▶ **JOB**
How many lines in the records below contain the word "Примечание"? Give only the number.

▶ **RECORDS FOR THE TASK**
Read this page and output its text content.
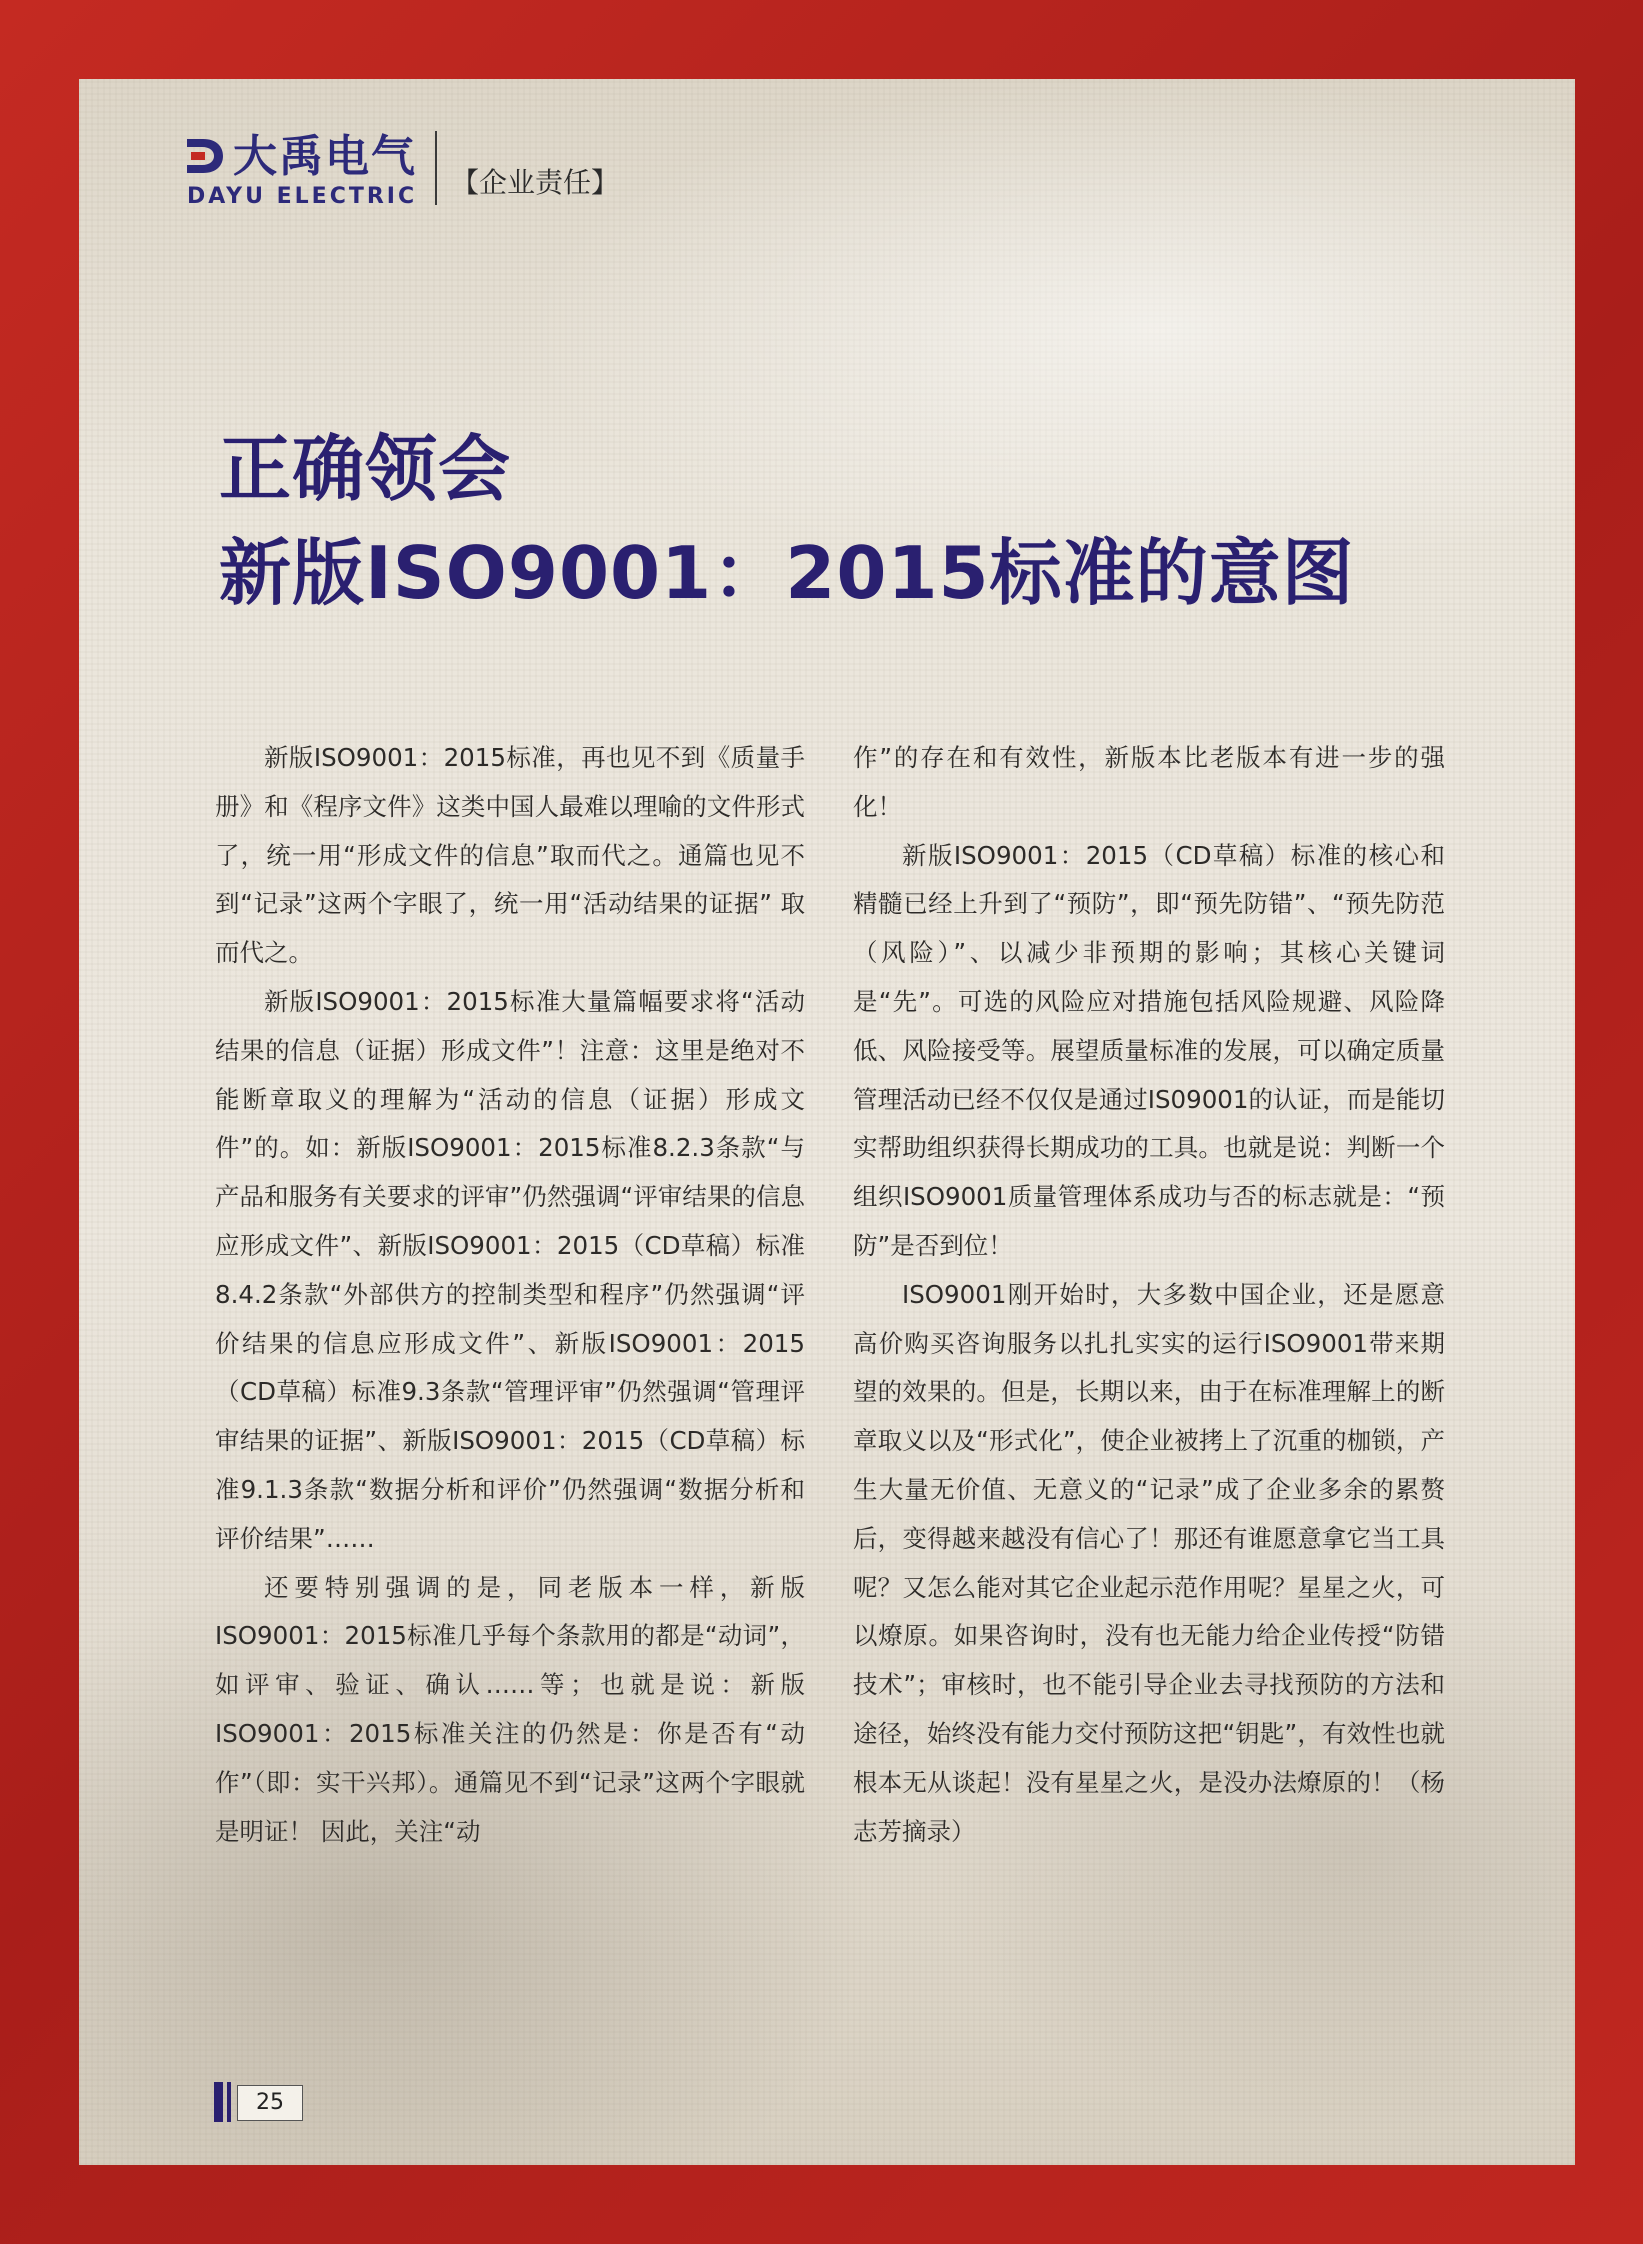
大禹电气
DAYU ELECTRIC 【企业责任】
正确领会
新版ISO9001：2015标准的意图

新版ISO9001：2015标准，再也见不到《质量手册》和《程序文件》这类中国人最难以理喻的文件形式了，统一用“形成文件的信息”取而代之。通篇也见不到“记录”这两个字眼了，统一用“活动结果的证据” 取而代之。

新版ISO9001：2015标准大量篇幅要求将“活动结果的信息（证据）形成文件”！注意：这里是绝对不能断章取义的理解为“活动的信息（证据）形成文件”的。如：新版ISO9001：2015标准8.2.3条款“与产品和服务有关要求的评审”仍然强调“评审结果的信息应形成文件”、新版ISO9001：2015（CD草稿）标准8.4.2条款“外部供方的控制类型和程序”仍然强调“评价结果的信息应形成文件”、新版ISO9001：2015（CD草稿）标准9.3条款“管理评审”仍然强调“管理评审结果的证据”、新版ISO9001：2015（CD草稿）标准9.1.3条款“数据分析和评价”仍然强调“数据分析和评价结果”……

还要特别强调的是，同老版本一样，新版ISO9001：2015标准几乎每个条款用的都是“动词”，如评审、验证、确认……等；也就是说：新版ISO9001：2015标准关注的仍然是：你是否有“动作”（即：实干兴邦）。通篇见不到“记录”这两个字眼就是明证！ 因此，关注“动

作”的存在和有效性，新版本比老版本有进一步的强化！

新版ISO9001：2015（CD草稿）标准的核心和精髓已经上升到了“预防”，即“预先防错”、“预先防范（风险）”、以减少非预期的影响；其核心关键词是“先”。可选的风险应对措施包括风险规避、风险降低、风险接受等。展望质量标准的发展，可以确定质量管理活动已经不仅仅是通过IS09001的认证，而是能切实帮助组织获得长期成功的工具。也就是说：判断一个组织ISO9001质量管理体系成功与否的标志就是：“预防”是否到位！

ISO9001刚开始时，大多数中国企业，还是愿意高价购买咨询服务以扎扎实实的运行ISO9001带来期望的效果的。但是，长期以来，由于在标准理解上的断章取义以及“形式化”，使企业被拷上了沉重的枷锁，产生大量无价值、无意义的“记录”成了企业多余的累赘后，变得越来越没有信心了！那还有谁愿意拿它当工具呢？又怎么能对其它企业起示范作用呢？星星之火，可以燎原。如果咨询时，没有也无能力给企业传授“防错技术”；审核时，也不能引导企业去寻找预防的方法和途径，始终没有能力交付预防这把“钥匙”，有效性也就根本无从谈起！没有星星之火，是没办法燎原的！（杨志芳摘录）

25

==

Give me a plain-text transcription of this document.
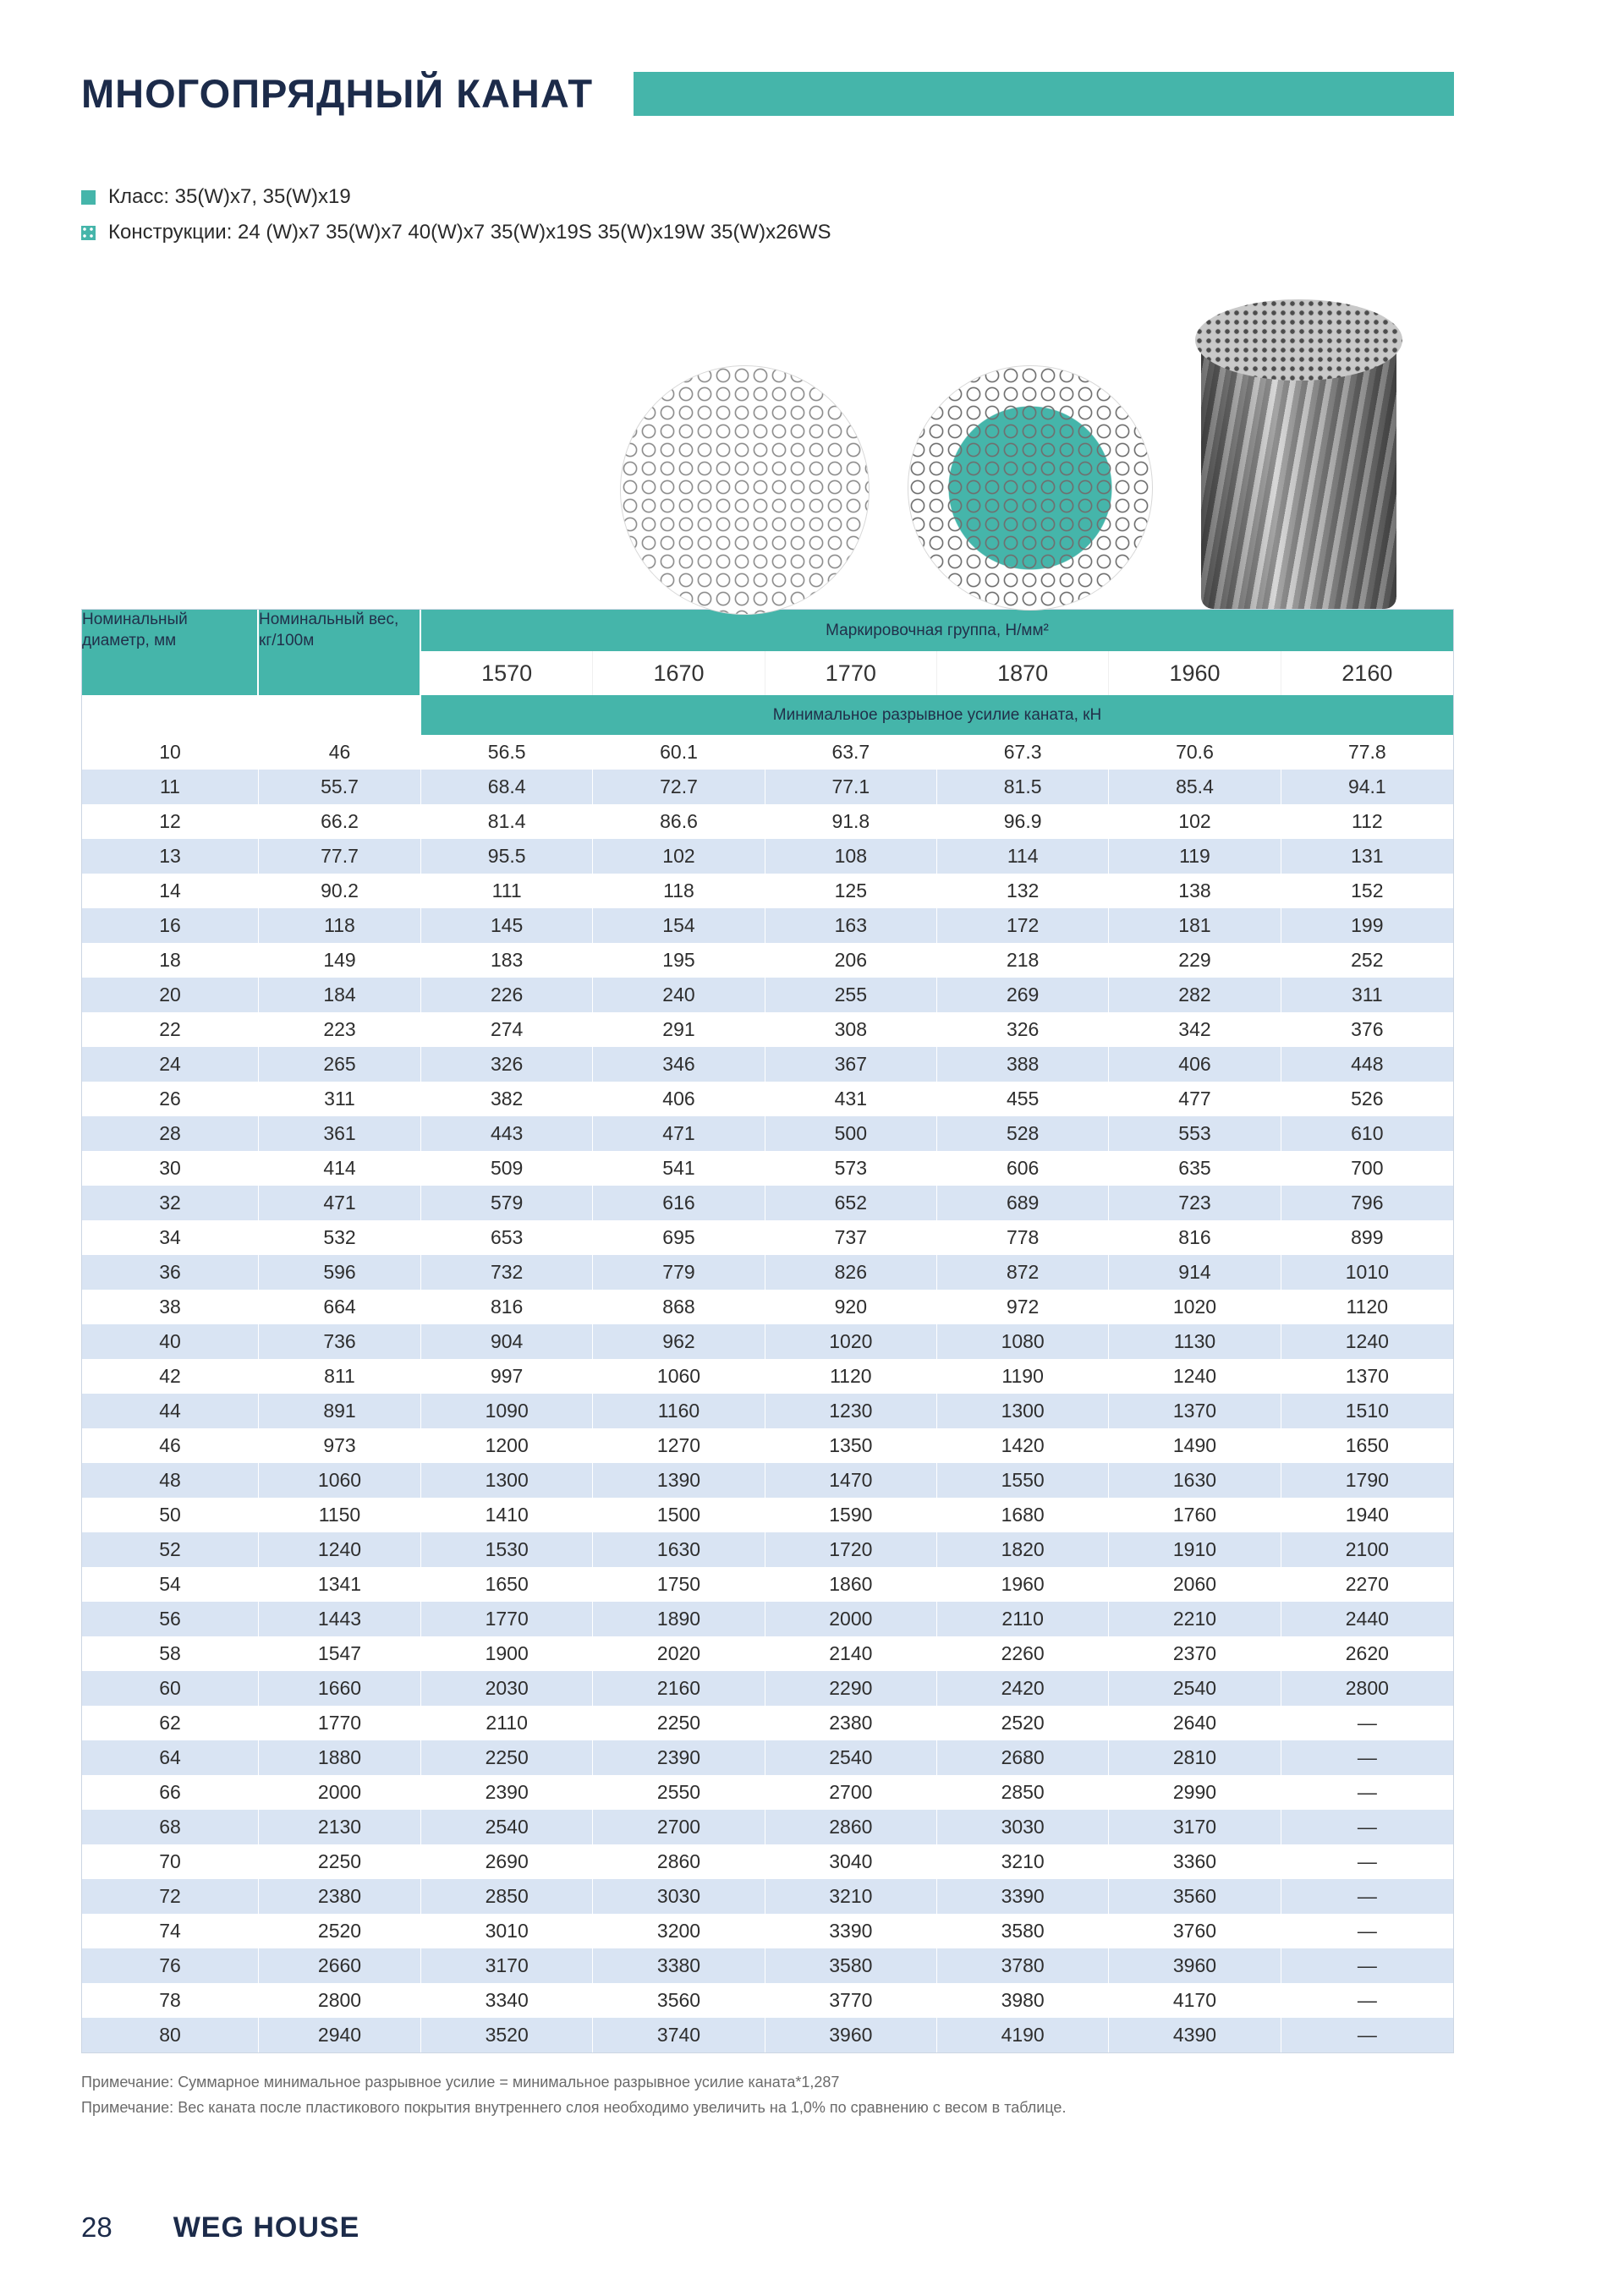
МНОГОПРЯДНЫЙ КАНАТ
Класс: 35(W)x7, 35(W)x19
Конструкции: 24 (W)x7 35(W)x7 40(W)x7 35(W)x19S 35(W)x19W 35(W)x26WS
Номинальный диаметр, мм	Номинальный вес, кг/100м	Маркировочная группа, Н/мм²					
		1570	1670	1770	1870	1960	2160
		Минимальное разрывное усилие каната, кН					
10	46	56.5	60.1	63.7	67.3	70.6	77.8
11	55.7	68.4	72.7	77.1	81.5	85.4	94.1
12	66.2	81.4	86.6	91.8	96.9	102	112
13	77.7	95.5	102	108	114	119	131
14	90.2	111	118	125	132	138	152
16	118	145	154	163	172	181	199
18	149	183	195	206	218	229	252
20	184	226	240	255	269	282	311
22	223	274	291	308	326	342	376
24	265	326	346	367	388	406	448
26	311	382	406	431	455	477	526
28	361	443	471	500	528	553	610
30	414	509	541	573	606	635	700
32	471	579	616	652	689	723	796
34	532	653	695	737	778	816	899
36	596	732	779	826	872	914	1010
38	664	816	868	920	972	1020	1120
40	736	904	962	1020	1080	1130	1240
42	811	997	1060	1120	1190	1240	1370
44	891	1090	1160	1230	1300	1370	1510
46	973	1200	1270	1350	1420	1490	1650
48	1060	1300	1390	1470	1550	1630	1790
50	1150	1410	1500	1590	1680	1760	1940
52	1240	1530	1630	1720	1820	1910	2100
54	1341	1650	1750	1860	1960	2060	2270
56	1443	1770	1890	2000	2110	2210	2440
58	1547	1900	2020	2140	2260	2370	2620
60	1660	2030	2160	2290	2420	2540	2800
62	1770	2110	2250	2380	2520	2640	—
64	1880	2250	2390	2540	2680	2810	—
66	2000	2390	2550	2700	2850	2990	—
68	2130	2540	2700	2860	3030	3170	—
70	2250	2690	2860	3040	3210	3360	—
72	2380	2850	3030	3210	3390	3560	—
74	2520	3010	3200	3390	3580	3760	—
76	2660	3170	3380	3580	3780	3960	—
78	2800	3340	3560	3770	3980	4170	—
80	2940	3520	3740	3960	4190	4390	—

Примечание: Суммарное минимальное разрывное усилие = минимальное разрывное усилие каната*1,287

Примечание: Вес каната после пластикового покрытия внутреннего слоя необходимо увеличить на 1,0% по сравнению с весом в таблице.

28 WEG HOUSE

▶ **REPLY TO THE TASK**
2